## EXERCISE DESCRIPTION
Every line that includes the word "this" is to be listed.

## INPUT DATA
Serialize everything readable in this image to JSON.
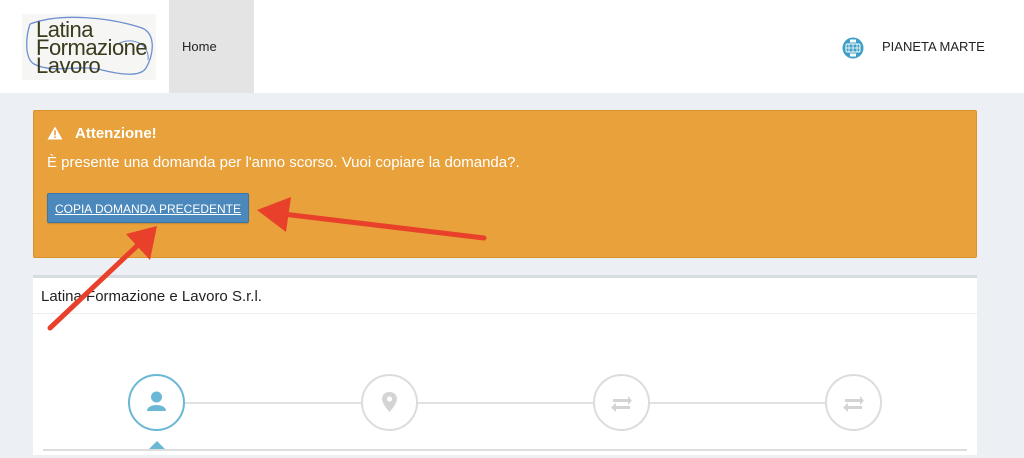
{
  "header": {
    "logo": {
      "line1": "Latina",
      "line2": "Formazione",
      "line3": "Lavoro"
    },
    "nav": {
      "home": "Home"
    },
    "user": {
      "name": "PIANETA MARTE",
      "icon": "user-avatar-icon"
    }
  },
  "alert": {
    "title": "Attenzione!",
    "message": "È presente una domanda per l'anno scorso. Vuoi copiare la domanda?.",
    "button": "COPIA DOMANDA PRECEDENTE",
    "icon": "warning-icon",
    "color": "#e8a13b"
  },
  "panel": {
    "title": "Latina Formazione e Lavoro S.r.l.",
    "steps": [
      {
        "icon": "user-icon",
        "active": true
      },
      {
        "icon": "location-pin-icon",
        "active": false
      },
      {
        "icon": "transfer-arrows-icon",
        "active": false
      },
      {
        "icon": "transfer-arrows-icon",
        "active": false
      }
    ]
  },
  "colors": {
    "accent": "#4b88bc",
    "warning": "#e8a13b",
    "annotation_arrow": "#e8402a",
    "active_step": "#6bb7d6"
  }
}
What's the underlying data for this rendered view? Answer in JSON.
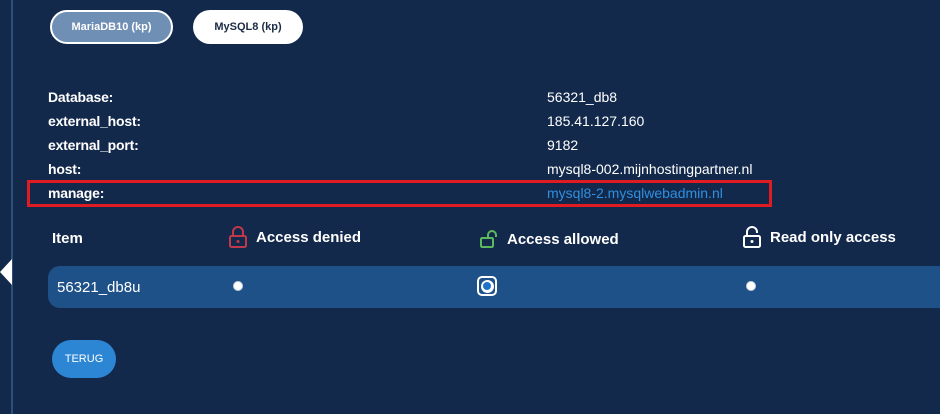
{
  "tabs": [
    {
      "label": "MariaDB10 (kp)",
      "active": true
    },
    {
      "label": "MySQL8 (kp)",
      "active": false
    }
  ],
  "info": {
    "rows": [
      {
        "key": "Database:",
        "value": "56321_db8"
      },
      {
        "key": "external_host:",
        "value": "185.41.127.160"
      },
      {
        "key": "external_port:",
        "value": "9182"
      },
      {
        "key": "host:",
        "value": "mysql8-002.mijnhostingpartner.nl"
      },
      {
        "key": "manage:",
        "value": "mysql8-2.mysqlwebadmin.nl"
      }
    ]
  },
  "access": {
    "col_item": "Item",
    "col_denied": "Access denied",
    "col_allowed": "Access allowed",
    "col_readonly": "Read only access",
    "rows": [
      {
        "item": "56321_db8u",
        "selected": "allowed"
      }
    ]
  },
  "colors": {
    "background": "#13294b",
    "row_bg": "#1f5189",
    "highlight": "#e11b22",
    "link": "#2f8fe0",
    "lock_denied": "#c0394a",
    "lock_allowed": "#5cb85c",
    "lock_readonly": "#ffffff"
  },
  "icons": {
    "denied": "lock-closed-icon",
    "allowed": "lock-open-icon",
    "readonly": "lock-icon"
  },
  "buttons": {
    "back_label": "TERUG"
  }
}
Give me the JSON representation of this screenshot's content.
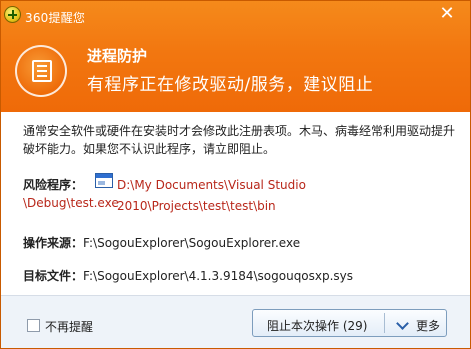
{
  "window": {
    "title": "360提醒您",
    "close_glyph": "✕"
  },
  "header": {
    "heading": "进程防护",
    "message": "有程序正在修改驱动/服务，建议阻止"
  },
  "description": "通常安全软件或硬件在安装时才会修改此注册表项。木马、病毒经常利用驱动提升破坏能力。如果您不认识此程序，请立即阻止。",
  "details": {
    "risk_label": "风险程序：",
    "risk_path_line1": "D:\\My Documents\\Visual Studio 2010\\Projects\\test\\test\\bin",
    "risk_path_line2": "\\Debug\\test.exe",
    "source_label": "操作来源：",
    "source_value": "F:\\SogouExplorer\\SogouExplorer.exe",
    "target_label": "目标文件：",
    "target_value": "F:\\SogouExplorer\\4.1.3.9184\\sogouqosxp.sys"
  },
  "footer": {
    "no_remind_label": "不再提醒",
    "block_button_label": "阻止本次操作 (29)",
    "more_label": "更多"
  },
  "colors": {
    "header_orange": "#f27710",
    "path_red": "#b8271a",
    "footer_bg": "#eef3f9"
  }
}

## ANSWER BELOW
Serialize everything readable in this image to JSON.
What's the underlying data for this rendered view? Answer in JSON.
Give me the JSON representation of this screenshot's content.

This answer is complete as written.